▽

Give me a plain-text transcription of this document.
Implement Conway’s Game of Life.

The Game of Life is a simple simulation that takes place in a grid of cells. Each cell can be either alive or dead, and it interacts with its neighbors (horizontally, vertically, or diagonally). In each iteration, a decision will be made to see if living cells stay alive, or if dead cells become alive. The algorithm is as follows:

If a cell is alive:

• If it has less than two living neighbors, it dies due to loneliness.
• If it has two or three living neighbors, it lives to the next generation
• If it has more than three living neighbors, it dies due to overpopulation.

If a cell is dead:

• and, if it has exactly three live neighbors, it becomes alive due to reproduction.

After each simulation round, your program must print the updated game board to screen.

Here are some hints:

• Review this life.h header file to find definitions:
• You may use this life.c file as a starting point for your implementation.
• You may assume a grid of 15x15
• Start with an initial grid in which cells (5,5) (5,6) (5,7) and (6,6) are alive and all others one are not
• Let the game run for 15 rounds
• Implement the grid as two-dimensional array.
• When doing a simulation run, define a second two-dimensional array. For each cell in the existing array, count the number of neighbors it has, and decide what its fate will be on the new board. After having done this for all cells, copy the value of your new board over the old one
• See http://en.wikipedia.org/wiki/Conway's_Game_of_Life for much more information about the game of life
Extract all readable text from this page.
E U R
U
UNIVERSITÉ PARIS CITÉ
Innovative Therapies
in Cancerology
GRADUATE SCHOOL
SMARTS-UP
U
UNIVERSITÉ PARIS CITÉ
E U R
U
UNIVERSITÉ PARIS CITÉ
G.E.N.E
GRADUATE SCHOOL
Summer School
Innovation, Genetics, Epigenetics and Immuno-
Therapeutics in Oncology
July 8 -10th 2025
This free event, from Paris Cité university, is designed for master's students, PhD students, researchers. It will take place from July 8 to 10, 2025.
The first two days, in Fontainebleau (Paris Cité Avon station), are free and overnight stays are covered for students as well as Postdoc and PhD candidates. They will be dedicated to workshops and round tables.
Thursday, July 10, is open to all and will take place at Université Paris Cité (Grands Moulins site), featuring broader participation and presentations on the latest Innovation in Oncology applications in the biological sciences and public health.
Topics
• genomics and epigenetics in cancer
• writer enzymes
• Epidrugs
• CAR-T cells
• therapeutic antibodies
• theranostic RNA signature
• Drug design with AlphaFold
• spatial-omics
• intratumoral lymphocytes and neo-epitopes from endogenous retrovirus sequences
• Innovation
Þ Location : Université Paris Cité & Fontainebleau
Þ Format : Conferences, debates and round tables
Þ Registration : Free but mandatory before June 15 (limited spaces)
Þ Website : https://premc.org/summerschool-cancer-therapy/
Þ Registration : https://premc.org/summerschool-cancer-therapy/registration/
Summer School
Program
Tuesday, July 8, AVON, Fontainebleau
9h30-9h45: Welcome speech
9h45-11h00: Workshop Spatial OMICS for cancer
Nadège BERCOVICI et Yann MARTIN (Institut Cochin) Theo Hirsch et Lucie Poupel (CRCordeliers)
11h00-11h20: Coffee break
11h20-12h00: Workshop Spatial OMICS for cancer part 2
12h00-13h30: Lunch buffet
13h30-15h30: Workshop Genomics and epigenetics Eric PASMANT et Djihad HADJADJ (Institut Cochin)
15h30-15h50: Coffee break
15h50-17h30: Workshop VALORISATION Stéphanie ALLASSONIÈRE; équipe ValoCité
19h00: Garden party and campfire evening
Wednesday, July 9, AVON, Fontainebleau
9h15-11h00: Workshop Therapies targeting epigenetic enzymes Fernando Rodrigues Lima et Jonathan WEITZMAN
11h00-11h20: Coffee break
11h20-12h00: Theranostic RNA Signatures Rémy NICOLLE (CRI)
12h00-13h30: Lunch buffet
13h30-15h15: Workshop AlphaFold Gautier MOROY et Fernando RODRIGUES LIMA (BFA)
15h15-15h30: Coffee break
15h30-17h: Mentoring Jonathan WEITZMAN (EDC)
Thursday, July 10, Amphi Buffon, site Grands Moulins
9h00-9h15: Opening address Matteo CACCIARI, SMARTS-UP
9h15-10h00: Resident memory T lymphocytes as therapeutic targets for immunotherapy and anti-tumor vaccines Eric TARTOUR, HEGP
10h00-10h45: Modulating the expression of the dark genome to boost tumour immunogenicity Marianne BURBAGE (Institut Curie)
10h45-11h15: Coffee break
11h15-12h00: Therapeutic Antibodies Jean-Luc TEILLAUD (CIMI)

△

## Task item
In the lines above, locate the string "students". Copy every line where it occurs.

## Solution to the problem
This free event, from Paris Cité university, is designed for master's students, PhD students, researchers. It will take place from July 8 to 10, 2025.
The first two days, in Fontainebleau (Paris Cité Avon station), are free and overnight stays are covered for students as well as Postdoc and PhD candidates. They will be dedicated to workshops and round tables.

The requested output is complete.